# Exercise instructions:
State how many lines in the following entries hold the word "internal". The reply is that number only.

(Dataset rows for document pages)

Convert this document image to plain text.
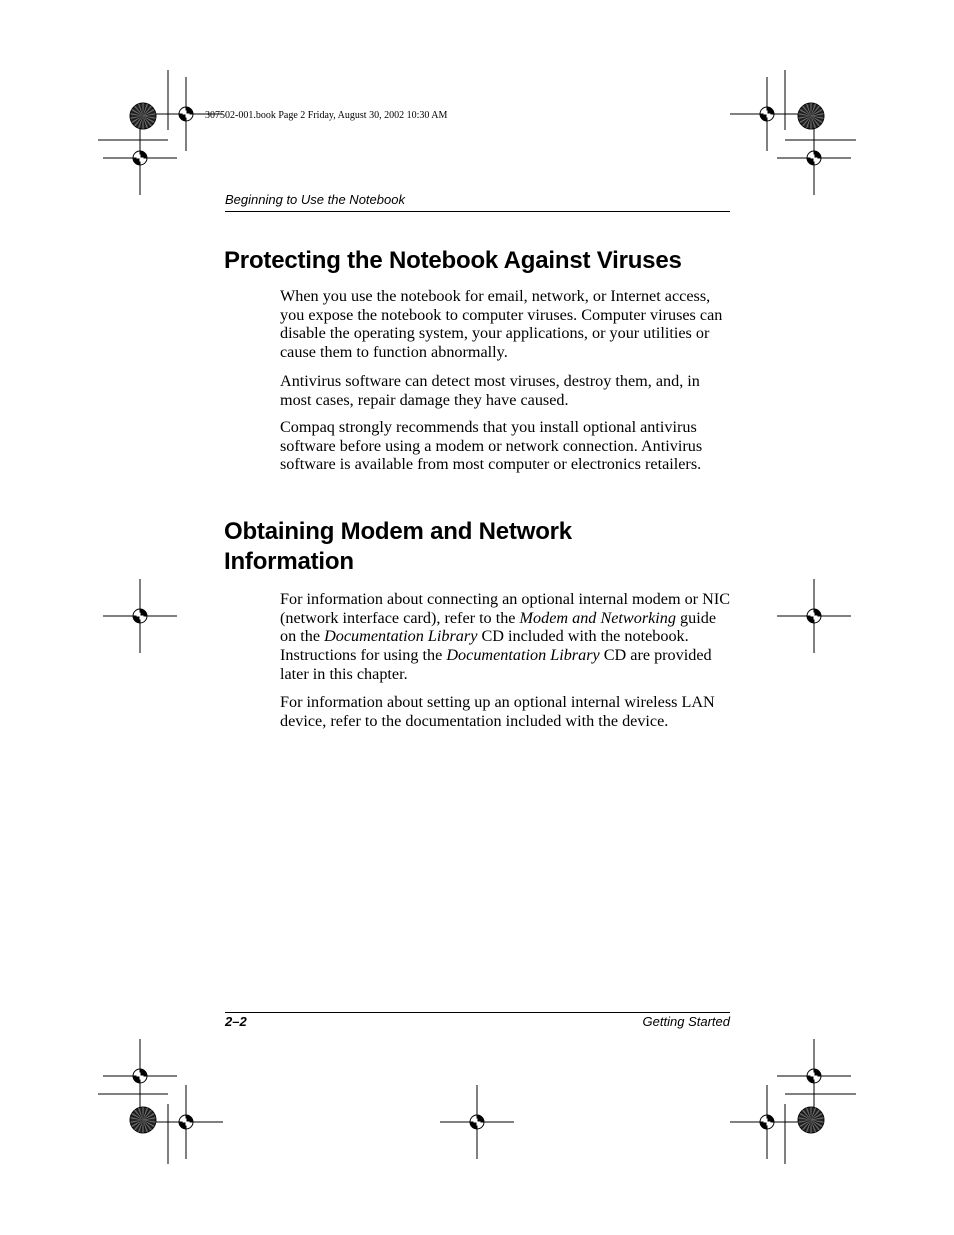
307502-001.book Page 2 Friday, August 30, 2002 10:30 AM
Beginning to Use the Notebook
Protecting the Notebook Against Viruses

When you use the notebook for email, network, or Internet access, you expose the notebook to computer viruses. Computer viruses can disable the operating system, your applications, or your utilities or cause them to function abnormally.

Antivirus software can detect most viruses, destroy them, and, in most cases, repair damage they have caused.

Compaq strongly recommends that you install optional antivirus software before using a modem or network connection. Antivirus software is available from most computer or electronics retailers.

Obtaining Modem and Network Information

For information about connecting an optional internal modem or NIC (network interface card), refer to the Modem and Networking guide on the Documentation Library CD included with the notebook. Instructions for using the Documentation Library CD are provided later in this chapter.

For information about setting up an optional internal wireless LAN device, refer to the documentation included with the device.

2–2	Getting Started
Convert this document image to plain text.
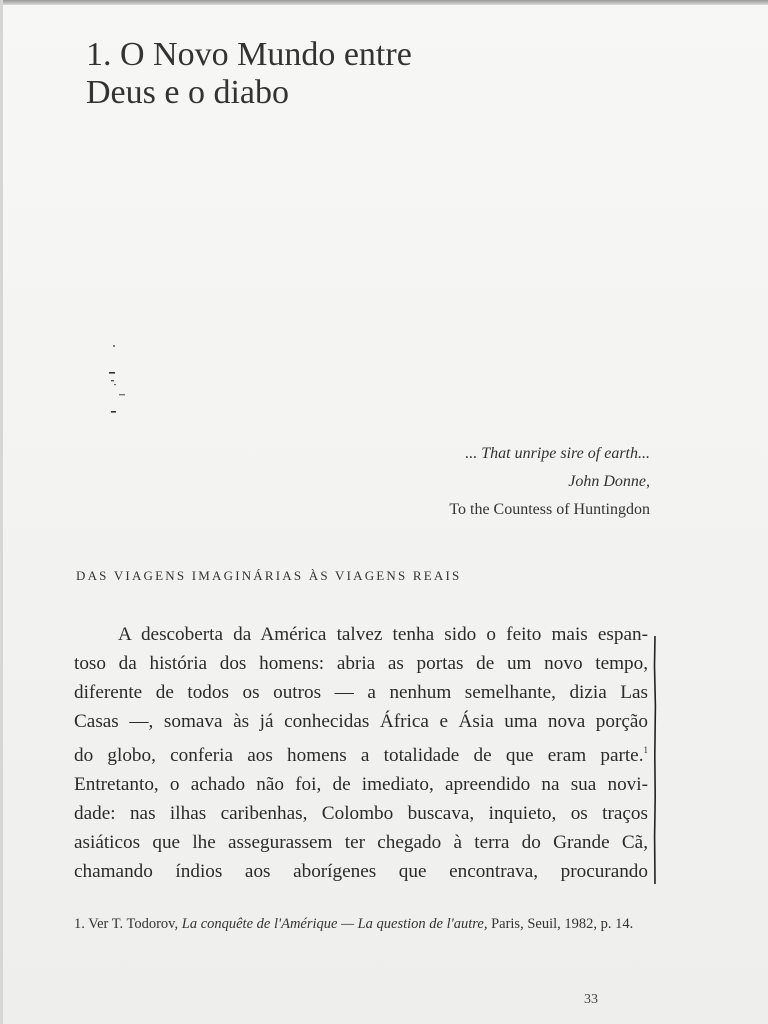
1. O Novo Mundo entre
Deus e o diabo
... That unripe sire of earth...
John Donne,
To the Countess of Huntingdon
DAS VIAGENS IMAGINÁRIAS ÀS VIAGENS REAIS
A descoberta da América talvez tenha sido o feito mais espan-
toso da história dos homens: abria as portas de um novo tempo,
diferente de todos os outros — a nenhum semelhante, dizia Las
Casas —, somava às já conhecidas África e Ásia uma nova porção
do globo, conferia aos homens a totalidade de que eram parte.$^1$
Entretanto, o achado não foi, de imediato, apreendido na sua novi-
dade: nas ilhas caribenhas, Colombo buscava, inquieto, os traços
asiáticos que lhe assegurassem ter chegado à terra do Grande Cã,
chamando índios aos aborígenes que encontrava, procurando
1. Ver T. Todorov, La conquête de l'Amérique — La question de l'autre, Paris, Seuil, 1982, p. 14.
33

# Answer to this exercise:
2